### The records ###

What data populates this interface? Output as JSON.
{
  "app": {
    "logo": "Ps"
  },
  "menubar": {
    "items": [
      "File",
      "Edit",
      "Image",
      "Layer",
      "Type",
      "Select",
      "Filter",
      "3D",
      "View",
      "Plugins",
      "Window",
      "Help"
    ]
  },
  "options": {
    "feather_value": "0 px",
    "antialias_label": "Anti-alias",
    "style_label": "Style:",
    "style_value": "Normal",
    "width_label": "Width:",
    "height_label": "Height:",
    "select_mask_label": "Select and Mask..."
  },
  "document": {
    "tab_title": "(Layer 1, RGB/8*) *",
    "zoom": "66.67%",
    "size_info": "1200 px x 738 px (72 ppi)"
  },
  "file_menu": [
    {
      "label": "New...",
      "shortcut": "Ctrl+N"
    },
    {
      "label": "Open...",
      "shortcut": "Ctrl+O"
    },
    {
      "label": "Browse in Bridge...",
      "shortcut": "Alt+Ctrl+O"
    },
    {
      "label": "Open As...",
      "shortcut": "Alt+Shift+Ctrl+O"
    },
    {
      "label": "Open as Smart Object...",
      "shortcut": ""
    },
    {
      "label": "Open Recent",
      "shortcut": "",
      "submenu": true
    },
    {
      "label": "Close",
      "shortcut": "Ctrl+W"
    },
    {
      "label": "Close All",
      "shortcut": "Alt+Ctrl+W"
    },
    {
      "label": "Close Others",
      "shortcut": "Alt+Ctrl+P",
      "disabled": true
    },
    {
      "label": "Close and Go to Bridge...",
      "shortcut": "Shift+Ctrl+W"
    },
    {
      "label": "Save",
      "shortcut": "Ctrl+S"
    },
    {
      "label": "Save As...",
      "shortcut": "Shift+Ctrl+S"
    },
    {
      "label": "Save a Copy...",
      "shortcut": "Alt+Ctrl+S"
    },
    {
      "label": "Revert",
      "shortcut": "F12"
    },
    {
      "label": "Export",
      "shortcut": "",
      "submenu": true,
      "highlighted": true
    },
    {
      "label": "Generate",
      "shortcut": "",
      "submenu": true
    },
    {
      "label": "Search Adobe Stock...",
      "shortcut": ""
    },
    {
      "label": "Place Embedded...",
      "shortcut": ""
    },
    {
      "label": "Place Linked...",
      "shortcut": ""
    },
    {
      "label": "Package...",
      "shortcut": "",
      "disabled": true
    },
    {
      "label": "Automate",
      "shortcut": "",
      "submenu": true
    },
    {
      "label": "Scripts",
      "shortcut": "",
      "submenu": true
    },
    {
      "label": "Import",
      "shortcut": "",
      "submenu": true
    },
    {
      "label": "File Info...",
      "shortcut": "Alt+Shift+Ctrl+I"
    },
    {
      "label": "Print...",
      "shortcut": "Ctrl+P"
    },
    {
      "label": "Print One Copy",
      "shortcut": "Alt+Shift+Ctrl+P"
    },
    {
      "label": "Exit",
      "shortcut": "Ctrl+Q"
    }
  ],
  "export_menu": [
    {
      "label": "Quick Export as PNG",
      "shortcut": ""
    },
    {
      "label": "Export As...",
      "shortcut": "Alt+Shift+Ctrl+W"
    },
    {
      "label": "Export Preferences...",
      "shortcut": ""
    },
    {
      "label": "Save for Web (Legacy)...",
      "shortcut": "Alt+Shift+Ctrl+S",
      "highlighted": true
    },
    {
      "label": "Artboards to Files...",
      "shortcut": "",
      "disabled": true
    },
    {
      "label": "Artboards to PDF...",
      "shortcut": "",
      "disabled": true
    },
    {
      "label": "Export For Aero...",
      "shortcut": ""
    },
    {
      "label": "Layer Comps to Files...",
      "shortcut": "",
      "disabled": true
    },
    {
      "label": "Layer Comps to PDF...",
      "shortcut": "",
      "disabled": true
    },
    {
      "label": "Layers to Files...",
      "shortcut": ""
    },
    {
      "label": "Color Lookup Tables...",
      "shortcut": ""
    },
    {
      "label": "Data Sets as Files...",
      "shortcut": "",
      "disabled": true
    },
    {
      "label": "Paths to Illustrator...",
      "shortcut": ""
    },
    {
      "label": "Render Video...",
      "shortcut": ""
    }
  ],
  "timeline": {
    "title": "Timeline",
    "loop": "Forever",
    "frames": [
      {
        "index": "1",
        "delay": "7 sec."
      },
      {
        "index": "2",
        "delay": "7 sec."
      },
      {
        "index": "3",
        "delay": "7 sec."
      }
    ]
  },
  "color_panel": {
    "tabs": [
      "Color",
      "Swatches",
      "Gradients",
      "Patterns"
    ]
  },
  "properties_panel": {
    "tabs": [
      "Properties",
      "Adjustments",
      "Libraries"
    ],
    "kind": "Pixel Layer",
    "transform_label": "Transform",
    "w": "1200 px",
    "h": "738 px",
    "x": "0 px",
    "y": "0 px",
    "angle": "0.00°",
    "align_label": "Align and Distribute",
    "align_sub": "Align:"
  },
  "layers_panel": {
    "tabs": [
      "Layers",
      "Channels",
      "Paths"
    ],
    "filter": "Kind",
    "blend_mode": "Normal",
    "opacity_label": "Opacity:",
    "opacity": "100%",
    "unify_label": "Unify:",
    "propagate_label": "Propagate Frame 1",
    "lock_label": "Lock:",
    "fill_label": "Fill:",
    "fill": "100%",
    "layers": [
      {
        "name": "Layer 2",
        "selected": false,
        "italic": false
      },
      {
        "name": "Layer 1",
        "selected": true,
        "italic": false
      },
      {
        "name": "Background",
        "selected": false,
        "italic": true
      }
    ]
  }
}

###

Your task. Print out all the entries precisely as written.

Output of the task.
What data populates this interface? Output as JSON.
{
  "app": {
    "logo": "Ps"
  },
  "menubar": {
    "items": [
      "File",
      "Edit",
      "Image",
      "Layer",
      "Type",
      "Select",
      "Filter",
      "3D",
      "View",
      "Plugins",
      "Window",
      "Help"
    ]
  },
  "options": {
    "feather_value": "0 px",
    "antialias_label": "Anti-alias",
    "style_label": "Style:",
    "style_value": "Normal",
    "width_label": "Width:",
    "height_label": "Height:",
    "select_mask_label": "Select and Mask..."
  },
  "document": {
    "tab_title": "(Layer 1, RGB/8*) *",
    "zoom": "66.67%",
    "size_info": "1200 px x 738 px (72 ppi)"
  },
  "file_menu": [
    {
      "label": "New...",
      "shortcut": "Ctrl+N"
    },
    {
      "label": "Open...",
      "shortcut": "Ctrl+O"
    },
    {
      "label": "Browse in Bridge...",
      "shortcut": "Alt+Ctrl+O"
    },
    {
      "label": "Open As...",
      "shortcut": "Alt+Shift+Ctrl+O"
    },
    {
      "label": "Open as Smart Object...",
      "shortcut": ""
    },
    {
      "label": "Open Recent",
      "shortcut": "",
      "submenu": true
    },
    {
      "label": "Close",
      "shortcut": "Ctrl+W"
    },
    {
      "label": "Close All",
      "shortcut": "Alt+Ctrl+W"
    },
    {
      "label": "Close Others",
      "shortcut": "Alt+Ctrl+P",
      "disabled": true
    },
    {
      "label": "Close and Go to Bridge...",
      "shortcut": "Shift+Ctrl+W"
    },
    {
      "label": "Save",
      "shortcut": "Ctrl+S"
    },
    {
      "label": "Save As...",
      "shortcut": "Shift+Ctrl+S"
    },
    {
      "label": "Save a Copy...",
      "shortcut": "Alt+Ctrl+S"
    },
    {
      "label": "Revert",
      "shortcut": "F12"
    },
    {
      "label": "Export",
      "shortcut": "",
      "submenu": true,
      "highlighted": true
    },
    {
      "label": "Generate",
      "shortcut": "",
      "submenu": true
    },
    {
      "label": "Search Adobe Stock...",
      "shortcut": ""
    },
    {
      "label": "Place Embedded...",
      "shortcut": ""
    },
    {
      "label": "Place Linked...",
      "shortcut": ""
    },
    {
      "label": "Package...",
      "shortcut": "",
      "disabled": true
    },
    {
      "label": "Automate",
      "shortcut": "",
      "submenu": true
    },
    {
      "label": "Scripts",
      "shortcut": "",
      "submenu": true
    },
    {
      "label": "Import",
      "shortcut": "",
      "submenu": true
    },
    {
      "label": "File Info...",
      "shortcut": "Alt+Shift+Ctrl+I"
    },
    {
      "label": "Print...",
      "shortcut": "Ctrl+P"
    },
    {
      "label": "Print One Copy",
      "shortcut": "Alt+Shift+Ctrl+P"
    },
    {
      "label": "Exit",
      "shortcut": "Ctrl+Q"
    }
  ],
  "export_menu": [
    {
      "label": "Quick Export as PNG",
      "shortcut": ""
    },
    {
      "label": "Export As...",
      "shortcut": "Alt+Shift+Ctrl+W"
    },
    {
      "label": "Export Preferences...",
      "shortcut": ""
    },
    {
      "label": "Save for Web (Legacy)...",
      "shortcut": "Alt+Shift+Ctrl+S",
      "highlighted": true
    },
    {
      "label": "Artboards to Files...",
      "shortcut": "",
      "disabled": true
    },
    {
      "label": "Artboards to PDF...",
      "shortcut": "",
      "disabled": true
    },
    {
      "label": "Export For Aero...",
      "shortcut": ""
    },
    {
      "label": "Layer Comps to Files...",
      "shortcut": "",
      "disabled": true
    },
    {
      "label": "Layer Comps to PDF...",
      "shortcut": "",
      "disabled": true
    },
    {
      "label": "Layers to Files...",
      "shortcut": ""
    },
    {
      "label": "Color Lookup Tables...",
      "shortcut": ""
    },
    {
      "label": "Data Sets as Files...",
      "shortcut": "",
      "disabled": true
    },
    {
      "label": "Paths to Illustrator...",
      "shortcut": ""
    },
    {
      "label": "Render Video...",
      "shortcut": ""
    }
  ],
  "timeline": {
    "title": "Timeline",
    "loop": "Forever",
    "frames": [
      {
        "index": "1",
        "delay": "7 sec."
      },
      {
        "index": "2",
        "delay": "7 sec."
      },
      {
        "index": "3",
        "delay": "7 sec."
      }
    ]
  },
  "color_panel": {
    "tabs": [
      "Color",
      "Swatches",
      "Gradients",
      "Patterns"
    ]
  },
  "properties_panel": {
    "tabs": [
      "Properties",
      "Adjustments",
      "Libraries"
    ],
    "kind": "Pixel Layer",
    "transform_label": "Transform",
    "w": "1200 px",
    "h": "738 px",
    "x": "0 px",
    "y": "0 px",
    "angle": "0.00°",
    "align_label": "Align and Distribute",
    "align_sub": "Align:"
  },
  "layers_panel": {
    "tabs": [
      "Layers",
      "Channels",
      "Paths"
    ],
    "filter": "Kind",
    "blend_mode": "Normal",
    "opacity_label": "Opacity:",
    "opacity": "100%",
    "unify_label": "Unify:",
    "propagate_label": "Propagate Frame 1",
    "lock_label": "Lock:",
    "fill_label": "Fill:",
    "fill": "100%",
    "layers": [
      {
        "name": "Layer 2",
        "selected": false,
        "italic": false
      },
      {
        "name": "Layer 1",
        "selected": true,
        "italic": false
      },
      {
        "name": "Background",
        "selected": false,
        "italic": true
      }
    ]
  }
}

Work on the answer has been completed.